**Aim**
In the records that follow, locate every line with "this" and extract it.

>>>>

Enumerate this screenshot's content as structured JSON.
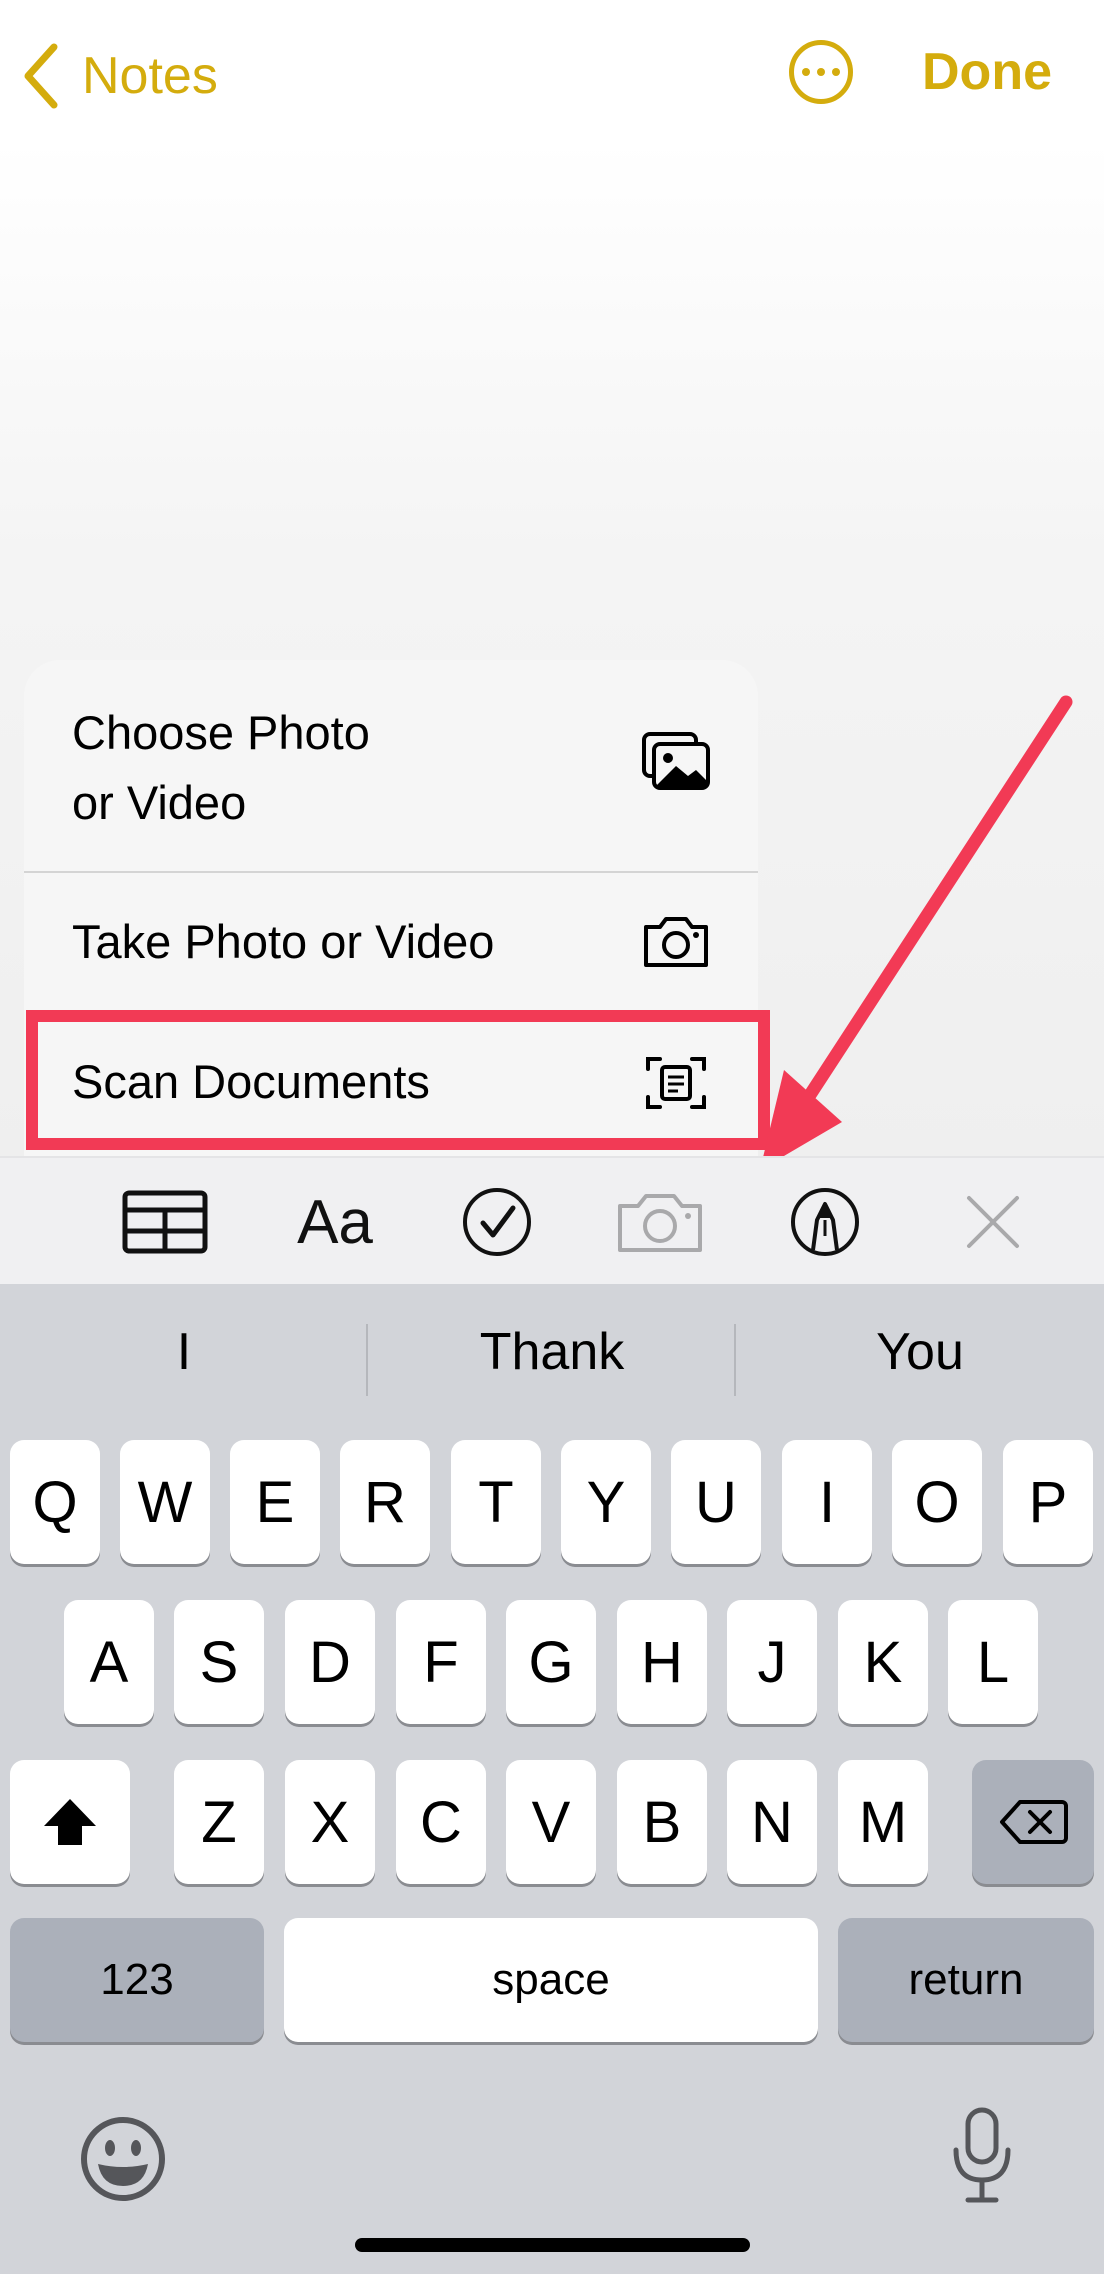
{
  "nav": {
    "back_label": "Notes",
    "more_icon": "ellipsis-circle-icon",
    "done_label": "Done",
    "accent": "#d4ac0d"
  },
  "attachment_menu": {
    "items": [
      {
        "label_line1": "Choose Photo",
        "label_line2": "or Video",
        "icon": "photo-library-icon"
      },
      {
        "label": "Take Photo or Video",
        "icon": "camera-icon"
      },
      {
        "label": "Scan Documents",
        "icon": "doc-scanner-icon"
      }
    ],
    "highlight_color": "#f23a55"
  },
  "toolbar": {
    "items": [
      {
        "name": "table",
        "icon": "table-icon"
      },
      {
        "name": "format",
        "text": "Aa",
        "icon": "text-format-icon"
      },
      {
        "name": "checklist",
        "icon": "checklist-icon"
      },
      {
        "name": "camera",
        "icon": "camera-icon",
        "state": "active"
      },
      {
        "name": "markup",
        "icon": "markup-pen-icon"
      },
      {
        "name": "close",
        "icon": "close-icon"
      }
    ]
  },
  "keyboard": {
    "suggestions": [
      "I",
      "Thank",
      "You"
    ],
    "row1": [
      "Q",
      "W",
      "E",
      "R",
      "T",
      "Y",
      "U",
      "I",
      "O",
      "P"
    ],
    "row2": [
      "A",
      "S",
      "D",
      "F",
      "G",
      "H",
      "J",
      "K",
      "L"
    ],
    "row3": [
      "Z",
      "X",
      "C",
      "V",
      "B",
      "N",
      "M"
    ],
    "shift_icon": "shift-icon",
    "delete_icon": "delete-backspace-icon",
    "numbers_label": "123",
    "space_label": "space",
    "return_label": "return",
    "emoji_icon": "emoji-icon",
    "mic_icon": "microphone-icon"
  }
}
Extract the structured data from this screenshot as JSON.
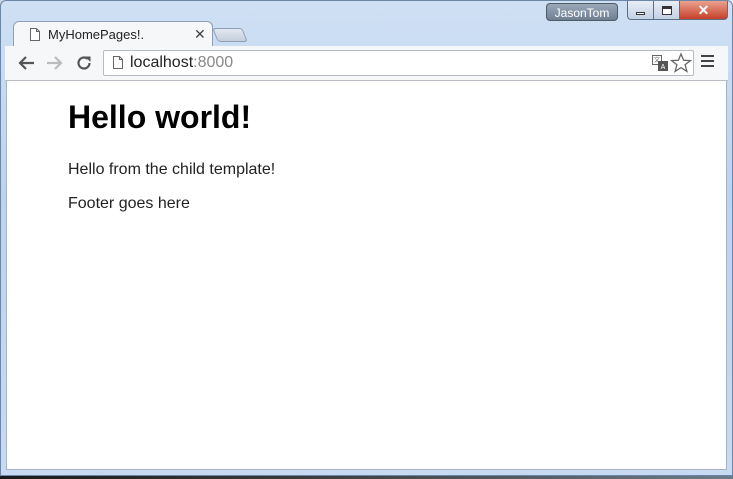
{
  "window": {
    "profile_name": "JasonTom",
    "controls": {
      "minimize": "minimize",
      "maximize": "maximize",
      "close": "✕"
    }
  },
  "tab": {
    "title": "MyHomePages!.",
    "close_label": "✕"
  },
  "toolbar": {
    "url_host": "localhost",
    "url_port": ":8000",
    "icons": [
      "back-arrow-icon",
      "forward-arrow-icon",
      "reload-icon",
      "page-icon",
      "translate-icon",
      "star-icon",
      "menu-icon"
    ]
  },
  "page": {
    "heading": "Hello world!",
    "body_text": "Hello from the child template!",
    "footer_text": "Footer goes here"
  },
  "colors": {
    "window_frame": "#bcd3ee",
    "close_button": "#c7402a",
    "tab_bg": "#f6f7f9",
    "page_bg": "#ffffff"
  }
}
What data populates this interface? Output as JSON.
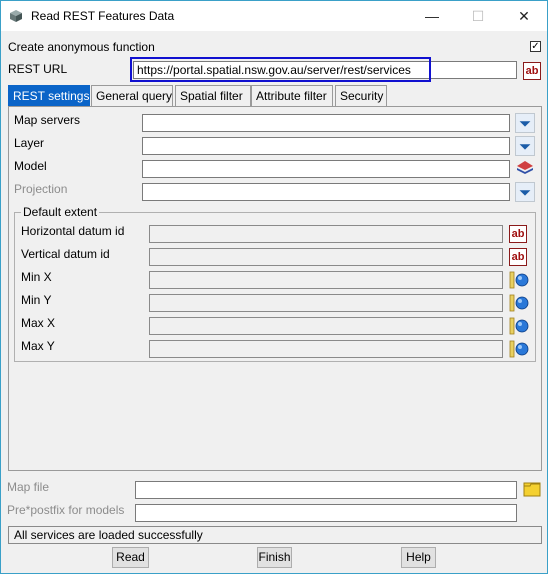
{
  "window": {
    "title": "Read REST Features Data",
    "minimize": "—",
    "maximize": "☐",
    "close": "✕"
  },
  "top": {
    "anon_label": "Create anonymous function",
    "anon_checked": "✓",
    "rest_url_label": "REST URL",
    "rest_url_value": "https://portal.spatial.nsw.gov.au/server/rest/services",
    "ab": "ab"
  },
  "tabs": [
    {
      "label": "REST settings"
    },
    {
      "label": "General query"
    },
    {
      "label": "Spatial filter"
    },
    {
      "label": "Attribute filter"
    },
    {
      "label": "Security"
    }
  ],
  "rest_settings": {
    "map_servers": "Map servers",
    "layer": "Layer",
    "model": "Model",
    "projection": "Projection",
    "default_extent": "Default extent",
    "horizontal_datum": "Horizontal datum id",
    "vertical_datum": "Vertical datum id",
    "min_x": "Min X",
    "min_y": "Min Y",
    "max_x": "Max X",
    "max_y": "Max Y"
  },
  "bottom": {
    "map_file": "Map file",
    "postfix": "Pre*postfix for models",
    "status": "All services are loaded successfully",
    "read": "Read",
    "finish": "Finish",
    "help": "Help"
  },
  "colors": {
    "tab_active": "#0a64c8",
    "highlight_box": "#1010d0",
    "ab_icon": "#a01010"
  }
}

<<<<

**Written response**
Enumerate this screenshot's content as structured JSON.
Extract the structured data from this screenshot as JSON.
What data populates this interface? Output as JSON.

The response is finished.